Stored data entries:
☆ ☆ ☆ ☆ ☆ ☆ ☆

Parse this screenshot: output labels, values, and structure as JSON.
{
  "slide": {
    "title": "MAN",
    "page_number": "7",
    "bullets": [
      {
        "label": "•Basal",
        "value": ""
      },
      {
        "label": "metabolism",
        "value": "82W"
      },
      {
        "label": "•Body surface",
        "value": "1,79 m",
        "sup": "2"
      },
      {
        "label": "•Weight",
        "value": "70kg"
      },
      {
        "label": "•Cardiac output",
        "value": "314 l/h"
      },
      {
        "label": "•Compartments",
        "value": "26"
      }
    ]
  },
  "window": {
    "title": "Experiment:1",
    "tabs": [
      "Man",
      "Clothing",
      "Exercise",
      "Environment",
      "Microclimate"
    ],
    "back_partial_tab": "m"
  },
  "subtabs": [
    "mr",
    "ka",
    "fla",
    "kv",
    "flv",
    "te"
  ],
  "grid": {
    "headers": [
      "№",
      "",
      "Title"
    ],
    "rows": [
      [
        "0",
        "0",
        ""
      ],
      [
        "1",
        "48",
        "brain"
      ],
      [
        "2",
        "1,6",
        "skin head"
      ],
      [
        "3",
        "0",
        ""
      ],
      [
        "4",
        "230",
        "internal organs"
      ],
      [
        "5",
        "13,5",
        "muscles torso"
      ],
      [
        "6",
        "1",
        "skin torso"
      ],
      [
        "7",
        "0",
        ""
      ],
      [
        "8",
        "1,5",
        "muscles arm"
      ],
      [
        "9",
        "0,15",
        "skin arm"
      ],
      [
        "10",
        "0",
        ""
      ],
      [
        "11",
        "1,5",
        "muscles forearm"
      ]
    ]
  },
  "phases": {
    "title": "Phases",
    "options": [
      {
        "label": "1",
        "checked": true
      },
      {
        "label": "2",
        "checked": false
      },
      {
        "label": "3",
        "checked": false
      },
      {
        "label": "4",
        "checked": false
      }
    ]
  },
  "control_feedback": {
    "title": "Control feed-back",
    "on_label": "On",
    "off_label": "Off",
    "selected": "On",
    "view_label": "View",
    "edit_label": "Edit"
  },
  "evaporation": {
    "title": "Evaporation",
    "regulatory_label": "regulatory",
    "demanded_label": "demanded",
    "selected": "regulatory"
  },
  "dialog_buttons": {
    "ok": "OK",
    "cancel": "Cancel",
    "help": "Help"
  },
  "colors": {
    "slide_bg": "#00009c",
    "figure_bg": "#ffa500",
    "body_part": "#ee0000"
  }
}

☆ ☆ ☆ ☆ ☆ ☆ ☆

### Task statement
Reproduce each line of the entries in which the word "output" is found.

### Full response
Parse this screenshot: output labels, values, and structure as JSON.
        "label": "•Cardiac output",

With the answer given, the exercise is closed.